*Goal of the exercise:* Restate the records in their entirety, word for word.

*Entries:*
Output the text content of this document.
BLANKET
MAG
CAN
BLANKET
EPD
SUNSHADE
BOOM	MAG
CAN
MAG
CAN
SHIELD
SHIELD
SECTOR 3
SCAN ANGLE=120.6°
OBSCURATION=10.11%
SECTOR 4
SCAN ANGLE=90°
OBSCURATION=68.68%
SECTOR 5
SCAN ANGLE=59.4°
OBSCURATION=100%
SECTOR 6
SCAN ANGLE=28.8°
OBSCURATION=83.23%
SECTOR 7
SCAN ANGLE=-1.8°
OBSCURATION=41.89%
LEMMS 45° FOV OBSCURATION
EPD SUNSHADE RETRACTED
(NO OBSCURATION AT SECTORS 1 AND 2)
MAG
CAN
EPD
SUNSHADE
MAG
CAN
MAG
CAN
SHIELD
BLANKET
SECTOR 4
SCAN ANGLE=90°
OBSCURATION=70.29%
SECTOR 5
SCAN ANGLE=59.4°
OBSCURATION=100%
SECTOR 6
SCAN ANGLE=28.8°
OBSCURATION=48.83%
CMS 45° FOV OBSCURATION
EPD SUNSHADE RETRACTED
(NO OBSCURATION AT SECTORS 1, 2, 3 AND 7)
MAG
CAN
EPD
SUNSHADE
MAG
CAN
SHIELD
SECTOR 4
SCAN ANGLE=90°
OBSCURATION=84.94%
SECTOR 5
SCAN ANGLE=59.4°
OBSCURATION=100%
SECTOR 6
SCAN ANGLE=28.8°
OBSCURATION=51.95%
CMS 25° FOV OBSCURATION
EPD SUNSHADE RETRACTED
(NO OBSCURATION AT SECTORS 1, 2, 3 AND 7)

*Answer to the problem:*
Output the text content of this document.
BLANKET
MAG
CAN
BLANKET
EPD
SUNSHADE
BOOM	MAG
CAN
MAG
CAN
SHIELD
SHIELD
SECTOR 3
SCAN ANGLE=120.6°
OBSCURATION=10.11%
SECTOR 4
SCAN ANGLE=90°
OBSCURATION=68.68%
SECTOR 5
SCAN ANGLE=59.4°
OBSCURATION=100%
SECTOR 6
SCAN ANGLE=28.8°
OBSCURATION=83.23%
SECTOR 7
SCAN ANGLE=-1.8°
OBSCURATION=41.89%
LEMMS 45° FOV OBSCURATION
EPD SUNSHADE RETRACTED
(NO OBSCURATION AT SECTORS 1 AND 2)
MAG
CAN
EPD
SUNSHADE
MAG
CAN
MAG
CAN
SHIELD
BLANKET
SECTOR 4
SCAN ANGLE=90°
OBSCURATION=70.29%
SECTOR 5
SCAN ANGLE=59.4°
OBSCURATION=100%
SECTOR 6
SCAN ANGLE=28.8°
OBSCURATION=48.83%
CMS 45° FOV OBSCURATION
EPD SUNSHADE RETRACTED
(NO OBSCURATION AT SECTORS 1, 2, 3 AND 7)
MAG
CAN
EPD
SUNSHADE
MAG
CAN
SHIELD
SECTOR 4
SCAN ANGLE=90°
OBSCURATION=84.94%
SECTOR 5
SCAN ANGLE=59.4°
OBSCURATION=100%
SECTOR 6
SCAN ANGLE=28.8°
OBSCURATION=51.95%
CMS 25° FOV OBSCURATION
EPD SUNSHADE RETRACTED
(NO OBSCURATION AT SECTORS 1, 2, 3 AND 7)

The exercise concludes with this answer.